— TASK TO COMPLETE —
Convert all the rows below into a JSON list of strings, one string per line, with blank lines dropped and the pictures left out.

— EXTRACTED ENTRIES —

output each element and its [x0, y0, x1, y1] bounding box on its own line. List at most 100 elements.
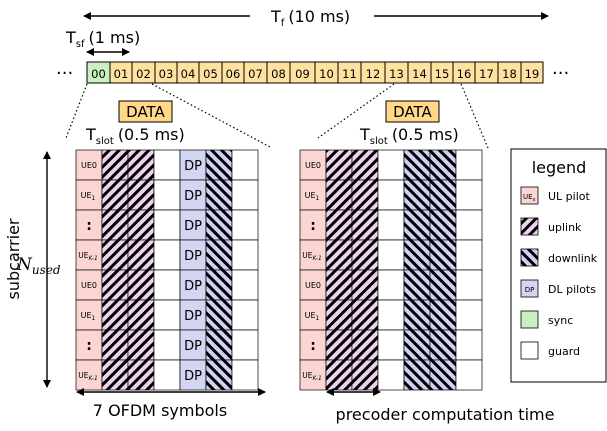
grid-cell: [127, 269, 155, 301]
ue0-label: UE0: [305, 281, 321, 290]
grid-cell: [231, 179, 259, 211]
dp-label: DP: [184, 249, 202, 264]
legend-dlpilots-label: DL pilots: [548, 283, 596, 296]
tslot-label-right: Tslot (0.5 ms): [359, 125, 459, 147]
subframe-label: 17: [479, 67, 494, 81]
grid-cell: [101, 179, 129, 211]
legend-uplink-label: uplink: [548, 221, 582, 234]
grid-cell: [325, 299, 353, 331]
grid-cell: [325, 149, 353, 181]
grid-cell: [455, 209, 483, 241]
grid-cell: [351, 239, 379, 271]
grid-cell: [351, 149, 379, 181]
subframe-label: 08: [271, 67, 286, 81]
grid-cell: [377, 149, 405, 181]
grid-cell: [205, 329, 233, 361]
subframe-strip: 00 01 02 03 04 05 06 07 08 09 10 11 12 13 14 15 16 17 18 19: [86, 61, 544, 84]
slot-grid-right: UE0 UE1: UEK-1 UE0 UE1: UEK-1: [299, 149, 483, 391]
grid-cell: [179, 269, 207, 301]
grid-cell: [429, 179, 457, 211]
grid-cell: [153, 269, 181, 301]
grid-cell: [455, 179, 483, 211]
uek-label: UEK-1: [78, 371, 98, 382]
subframe-03: 03: [154, 61, 178, 84]
grid-cell: [231, 239, 259, 271]
tf-label: Tf (10 ms): [270, 7, 350, 29]
subframe-label: 05: [203, 67, 218, 81]
grid-cell: [351, 269, 379, 301]
frame-ellipsis-right: ···: [552, 63, 569, 84]
grid-cell: [377, 299, 405, 331]
ue-dots: :: [86, 218, 92, 234]
grid-cell: [351, 359, 379, 391]
grid-cell: [403, 329, 431, 361]
grid-cell: [179, 239, 207, 271]
grid-cell: [231, 209, 259, 241]
grid-cell: [153, 209, 181, 241]
grid-cell: [377, 269, 405, 301]
grid-cell: [127, 359, 155, 391]
grid-cell: [403, 209, 431, 241]
ofdm-label: 7 OFDM symbols: [93, 401, 227, 420]
grid-cell: [153, 299, 181, 331]
slot-grid-left: UE0 DP UE1 DP: DP UEK-1 DP UE0 DP UE1 DP: DP UEK-1 DP: [75, 149, 259, 391]
grid-cell: [127, 209, 155, 241]
data-text-right: DATA: [393, 103, 432, 121]
legend-ulpilot-label: UL pilot: [548, 190, 591, 203]
grid-cell: [403, 359, 431, 391]
grid-cell: [351, 299, 379, 331]
grid-cell: [153, 329, 181, 361]
grid-cell: [101, 359, 129, 391]
subframe-label: 10: [319, 67, 334, 81]
grid-cell: [429, 359, 457, 391]
legend-sync-label: sync: [548, 314, 573, 327]
subframe-04: 04: [176, 61, 200, 84]
grid-cell: [153, 179, 181, 211]
grid-cell: [455, 149, 483, 181]
grid-cell: [231, 299, 259, 331]
ue1-label: UE1: [81, 311, 96, 322]
grid-cell: [377, 329, 405, 361]
legend-downlink-swatch: [520, 248, 539, 267]
uek-label: UEK-1: [302, 251, 322, 262]
subframe-05: 05: [198, 61, 223, 84]
grid-cell: [377, 179, 405, 211]
grid-cell: [429, 299, 457, 331]
subframe-label: 15: [435, 67, 450, 81]
grid-cell: [101, 269, 129, 301]
legend-guard-swatch: [520, 341, 539, 360]
grid-cell: [325, 269, 353, 301]
grid-cell: [455, 329, 483, 361]
subframe-18: 18: [497, 61, 522, 84]
subframe-06: 06: [221, 61, 245, 84]
tsf-label: Tsf (1 ms): [65, 28, 140, 50]
subcarrier-label: subcarrier: [4, 218, 23, 299]
subframe-08: 08: [266, 61, 291, 84]
subframe-10: 10: [314, 61, 339, 84]
grid-cell: [75, 179, 103, 211]
ue0-label: UE0: [81, 281, 97, 290]
legend-uplink-swatch: [520, 217, 539, 236]
ue0-label: UE0: [305, 161, 321, 170]
legend-ulpilot-icon: UEx: [523, 193, 536, 203]
grid-cell: [299, 239, 327, 271]
grid-cell: [101, 149, 129, 181]
grid-cell: [231, 269, 259, 301]
dp-label: DP: [184, 159, 202, 174]
legend-dp-swatch: [520, 279, 539, 298]
grid-cell: [299, 149, 327, 181]
legend-guard-label: guard: [548, 345, 580, 358]
subframe-label: 12: [366, 67, 381, 81]
grid-cell: [153, 239, 181, 271]
grid-cell: [325, 359, 353, 391]
ue1-label: UE1: [305, 311, 320, 322]
grid-cell: [429, 239, 457, 271]
subframe-label: 18: [502, 67, 517, 81]
grid-cell: [299, 329, 327, 361]
grid-cell: [179, 149, 207, 181]
ue0-label: UE0: [81, 161, 97, 170]
grid-cell: [455, 269, 483, 301]
subframe-label: 16: [457, 67, 472, 81]
ue-dots: :: [86, 338, 92, 354]
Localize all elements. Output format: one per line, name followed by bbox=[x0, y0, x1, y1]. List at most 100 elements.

— THE SOLUTION —
[
  "output each element and its [x0, y0, x1, y1] bounding box on its own line. List at most 100 elements.",
  "grid-cell: [127, 269, 155, 301]",
  "ue0-label: UE0: [305, 281, 321, 290]",
  "grid-cell: [231, 179, 259, 211]",
  "dp-label: DP: [184, 249, 202, 264]",
  "legend-dlpilots-label: DL pilots: [548, 283, 596, 296]",
  "tslot-label-right: Tslot (0.5 ms): [359, 125, 459, 147]",
  "subframe-label: 17: [479, 67, 494, 81]",
  "grid-cell: [101, 179, 129, 211]",
  "legend-uplink-label: uplink: [548, 221, 582, 234]",
  "grid-cell: [325, 299, 353, 331]",
  "grid-cell: [325, 149, 353, 181]",
  "grid-cell: [455, 209, 483, 241]",
  "grid-cell: [351, 239, 379, 271]",
  "grid-cell: [351, 149, 379, 181]",
  "subframe-label: 08: [271, 67, 286, 81]",
  "grid-cell: [377, 149, 405, 181]",
  "grid-cell: [205, 329, 233, 361]",
  "subframe-strip: 00 01 02 03 04 05 06 07 08 09 10 11 12 13 14 15 16 17 18 19: [86, 61, 544, 84]",
  "slot-grid-right: UE0 UE1: UEK-1 UE0 UE1: UEK-1: [299, 149, 483, 391]",
  "grid-cell: [179, 269, 207, 301]",
  "grid-cell: [429, 179, 457, 211]",
  "grid-cell: [153, 269, 181, 301]",
  "grid-cell: [455, 179, 483, 211]",
  "uek-label: UEK-1: [78, 371, 98, 382]",
  "subframe-03: 03: [154, 61, 178, 84]",
  "grid-cell: [231, 239, 259, 271]",
  "tf-label: Tf (10 ms): [270, 7, 350, 29]",
  "subframe-label: 05: [203, 67, 218, 81]",
  "grid-cell: [351, 269, 379, 301]",
  "frame-ellipsis-right: ···: [552, 63, 569, 84]",
  "grid-cell: [377, 299, 405, 331]",
  "ue-dots: :: [86, 218, 92, 234]",
  "grid-cell: [351, 359, 379, 391]",
  "grid-cell: [403, 329, 431, 361]",
  "grid-cell: [179, 239, 207, 271]",
  "grid-cell: [231, 209, 259, 241]",
  "grid-cell: [153, 209, 181, 241]",
  "grid-cell: [377, 269, 405, 301]",
  "grid-cell: [127, 359, 155, 391]",
  "grid-cell: [403, 209, 431, 241]",
  "ofdm-label: 7 OFDM symbols: [93, 401, 227, 420]",
  "grid-cell: [153, 299, 181, 331]",
  "slot-grid-left: UE0 DP UE1 DP: DP UEK-1 DP UE0 DP UE1 DP: DP UEK-1 DP: [75, 149, 259, 391]",
  "grid-cell: [127, 209, 155, 241]",
  "data-text-right: DATA: [393, 103, 432, 121]",
  "legend-ulpilot-label: UL pilot: [548, 190, 591, 203]",
  "grid-cell: [403, 359, 431, 391]",
  "grid-cell: [351, 299, 379, 331]",
  "grid-cell: [153, 329, 181, 361]",
  "grid-cell: [101, 359, 129, 391]",
  "subframe-label: 10: [319, 67, 334, 81]",
  "grid-cell: [429, 359, 457, 391]",
  "legend-sync-label: sync: [548, 314, 573, 327]",
  "subframe-04: 04: [176, 61, 200, 84]",
  "grid-cell: [153, 179, 181, 211]",
  "grid-cell: [455, 149, 483, 181]",
  "grid-cell: [231, 299, 259, 331]",
  "ue1-label: UE1: [81, 311, 96, 322]",
  "grid-cell: [377, 329, 405, 361]",
  "legend-downlink-swatch: [520, 248, 539, 267]",
  "uek-label: UEK-1: [302, 251, 322, 262]",
  "subframe-05: 05: [198, 61, 223, 84]",
  "grid-cell: [377, 179, 405, 211]",
  "grid-cell: [429, 299, 457, 331]",
  "subframe-label: 15: [435, 67, 450, 81]",
  "grid-cell: [101, 269, 129, 301]",
  "legend-guard-swatch: [520, 341, 539, 360]",
  "grid-cell: [325, 269, 353, 301]",
  "grid-cell: [455, 329, 483, 361]",
  "subframe-18: 18: [497, 61, 522, 84]",
  "subframe-06: 06: [221, 61, 245, 84]",
  "tsf-label: Tsf (1 ms): [65, 28, 140, 50]",
  "subcarrier-label: subcarrier: [4, 218, 23, 299]",
  "subframe-08: 08: [266, 61, 291, 84]",
  "subframe-10: 10: [314, 61, 339, 84]",
  "grid-cell: [75, 179, 103, 211]",
  "ue0-label: UE0: [81, 281, 97, 290]",
  "legend-uplink-swatch: [520, 217, 539, 236]",
  "ue0-label: UE0: [305, 161, 321, 170]",
  "legend-ulpilot-icon: UEx: [523, 193, 536, 203]",
  "grid-cell: [299, 239, 327, 271]",
  "grid-cell: [101, 149, 129, 181]",
  "grid-cell: [231, 269, 259, 301]",
  "dp-label: DP: [184, 159, 202, 174]",
  "legend-dp-swatch: [520, 279, 539, 298]",
  "grid-cell: [299, 149, 327, 181]",
  "legend-guard-label: guard: [548, 345, 580, 358]",
  "subframe-label: 12: [366, 67, 381, 81]",
  "grid-cell: [153, 239, 181, 271]",
  "grid-cell: [325, 359, 353, 391]",
  "ue1-label: UE1: [305, 311, 320, 322]",
  "grid-cell: [429, 239, 457, 271]",
  "subframe-label: 18: [502, 67, 517, 81]",
  "grid-cell: [299, 329, 327, 361]",
  "grid-cell: [179, 149, 207, 181]",
  "ue0-label: UE0: [81, 161, 97, 170]",
  "grid-cell: [455, 269, 483, 301]",
  "subframe-label: 16: [457, 67, 472, 81]",
  "ue-dots: :: [86, 338, 92, 354]",
  "Localize all elements. Output format: one per line, name followed by bbox=[x0, y0, x1, y1]. List at most 100 elements."
]